STATED TASK:
Show all lines from the listing below that contain "sehr".

SOURCE MATERIAL:
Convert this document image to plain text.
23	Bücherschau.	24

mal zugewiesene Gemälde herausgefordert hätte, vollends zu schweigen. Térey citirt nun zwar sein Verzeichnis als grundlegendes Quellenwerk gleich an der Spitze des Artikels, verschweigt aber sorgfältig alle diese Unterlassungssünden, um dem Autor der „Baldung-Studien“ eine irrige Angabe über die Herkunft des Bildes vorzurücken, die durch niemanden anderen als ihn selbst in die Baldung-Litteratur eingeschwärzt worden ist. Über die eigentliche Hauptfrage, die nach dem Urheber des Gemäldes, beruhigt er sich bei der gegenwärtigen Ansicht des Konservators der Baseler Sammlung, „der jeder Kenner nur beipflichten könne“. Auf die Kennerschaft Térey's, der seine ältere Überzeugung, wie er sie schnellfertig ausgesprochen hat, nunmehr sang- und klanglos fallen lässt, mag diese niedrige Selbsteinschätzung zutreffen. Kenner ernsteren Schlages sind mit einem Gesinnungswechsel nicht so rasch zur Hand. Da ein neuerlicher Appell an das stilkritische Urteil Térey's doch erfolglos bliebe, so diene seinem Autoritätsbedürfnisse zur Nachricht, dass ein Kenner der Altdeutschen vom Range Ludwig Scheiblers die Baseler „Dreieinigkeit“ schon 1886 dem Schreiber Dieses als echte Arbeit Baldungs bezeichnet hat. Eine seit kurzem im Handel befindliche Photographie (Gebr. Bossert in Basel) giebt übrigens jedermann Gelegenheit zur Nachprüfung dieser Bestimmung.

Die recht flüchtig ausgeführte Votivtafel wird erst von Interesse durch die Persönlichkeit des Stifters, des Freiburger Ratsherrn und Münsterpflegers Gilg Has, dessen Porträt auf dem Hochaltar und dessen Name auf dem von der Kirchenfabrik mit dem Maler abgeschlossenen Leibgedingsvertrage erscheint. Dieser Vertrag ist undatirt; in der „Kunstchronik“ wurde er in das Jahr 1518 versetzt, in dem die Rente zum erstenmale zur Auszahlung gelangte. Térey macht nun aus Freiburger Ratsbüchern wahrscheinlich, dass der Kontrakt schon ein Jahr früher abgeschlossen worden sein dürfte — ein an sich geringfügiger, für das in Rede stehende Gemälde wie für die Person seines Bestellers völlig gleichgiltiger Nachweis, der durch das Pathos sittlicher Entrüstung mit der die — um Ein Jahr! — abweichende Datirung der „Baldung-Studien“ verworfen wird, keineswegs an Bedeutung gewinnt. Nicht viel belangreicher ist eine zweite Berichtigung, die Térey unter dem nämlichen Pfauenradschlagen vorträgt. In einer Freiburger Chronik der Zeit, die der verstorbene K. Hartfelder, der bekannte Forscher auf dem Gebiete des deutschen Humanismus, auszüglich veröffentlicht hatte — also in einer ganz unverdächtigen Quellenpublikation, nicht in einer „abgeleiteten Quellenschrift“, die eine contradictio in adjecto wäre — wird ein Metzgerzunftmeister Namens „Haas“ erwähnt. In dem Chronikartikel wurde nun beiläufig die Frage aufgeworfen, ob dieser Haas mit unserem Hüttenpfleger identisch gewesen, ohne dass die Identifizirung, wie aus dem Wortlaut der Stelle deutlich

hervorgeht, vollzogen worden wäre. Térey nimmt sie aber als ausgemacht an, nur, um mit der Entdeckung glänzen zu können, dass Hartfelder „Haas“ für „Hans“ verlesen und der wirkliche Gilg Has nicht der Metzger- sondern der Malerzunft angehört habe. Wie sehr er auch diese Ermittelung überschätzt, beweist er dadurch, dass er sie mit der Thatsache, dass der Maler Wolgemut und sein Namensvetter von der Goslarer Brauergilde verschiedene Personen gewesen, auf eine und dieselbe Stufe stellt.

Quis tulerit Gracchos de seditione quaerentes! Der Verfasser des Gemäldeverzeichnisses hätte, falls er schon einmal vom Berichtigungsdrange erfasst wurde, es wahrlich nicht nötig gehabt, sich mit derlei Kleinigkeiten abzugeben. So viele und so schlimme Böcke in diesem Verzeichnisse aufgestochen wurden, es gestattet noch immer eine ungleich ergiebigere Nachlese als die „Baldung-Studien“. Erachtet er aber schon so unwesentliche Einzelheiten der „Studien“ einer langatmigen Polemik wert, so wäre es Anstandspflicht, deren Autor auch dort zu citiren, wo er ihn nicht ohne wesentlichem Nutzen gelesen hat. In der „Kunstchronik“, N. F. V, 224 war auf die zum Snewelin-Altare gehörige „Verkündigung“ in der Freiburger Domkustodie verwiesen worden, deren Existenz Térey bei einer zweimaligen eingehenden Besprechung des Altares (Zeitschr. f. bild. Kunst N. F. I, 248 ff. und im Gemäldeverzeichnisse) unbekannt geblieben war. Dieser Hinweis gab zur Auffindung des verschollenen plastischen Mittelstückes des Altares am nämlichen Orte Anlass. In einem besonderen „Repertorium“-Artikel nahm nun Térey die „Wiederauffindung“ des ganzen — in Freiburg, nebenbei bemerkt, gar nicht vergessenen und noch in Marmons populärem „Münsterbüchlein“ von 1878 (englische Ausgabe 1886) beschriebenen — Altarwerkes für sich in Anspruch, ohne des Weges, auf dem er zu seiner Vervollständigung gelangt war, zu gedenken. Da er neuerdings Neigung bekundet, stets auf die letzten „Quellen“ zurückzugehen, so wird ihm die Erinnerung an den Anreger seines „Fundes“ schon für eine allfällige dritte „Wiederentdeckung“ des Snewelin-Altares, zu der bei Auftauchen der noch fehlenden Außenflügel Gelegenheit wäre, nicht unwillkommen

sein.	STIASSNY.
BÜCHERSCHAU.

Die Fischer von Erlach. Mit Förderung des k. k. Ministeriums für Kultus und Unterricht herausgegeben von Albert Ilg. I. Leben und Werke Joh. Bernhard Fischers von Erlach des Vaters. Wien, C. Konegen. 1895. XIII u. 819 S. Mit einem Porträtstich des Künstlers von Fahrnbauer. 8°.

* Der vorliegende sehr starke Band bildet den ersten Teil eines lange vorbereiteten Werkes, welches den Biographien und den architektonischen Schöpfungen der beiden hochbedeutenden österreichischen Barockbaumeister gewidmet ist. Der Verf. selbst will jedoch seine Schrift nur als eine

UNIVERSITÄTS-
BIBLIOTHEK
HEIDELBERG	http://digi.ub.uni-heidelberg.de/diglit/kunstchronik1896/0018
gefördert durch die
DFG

FINISHED EXERCISE:
hervorgeht, vollzogen worden wäre. Térey nimmt sie aber als ausgemacht an, nur, um mit der Entdeckung glänzen zu können, dass Hartfelder „Haas“ für „Hans“ verlesen und der wirkliche Gilg Has nicht der Metzger- sondern der Malerzunft angehört habe. Wie sehr er auch diese Ermittelung überschätzt, beweist er dadurch, dass er sie mit der Thatsache, dass der Maler Wolgemut und sein Namensvetter von der Goslarer Brauergilde verschiedene Personen gewesen, auf eine und dieselbe Stufe stellt.
* Der vorliegende sehr starke Band bildet den ersten Teil eines lange vorbereiteten Werkes, welches den Biographien und den architektonischen Schöpfungen der beiden hochbedeutenden österreichischen Barockbaumeister gewidmet ist. Der Verf. selbst will jedoch seine Schrift nur als eine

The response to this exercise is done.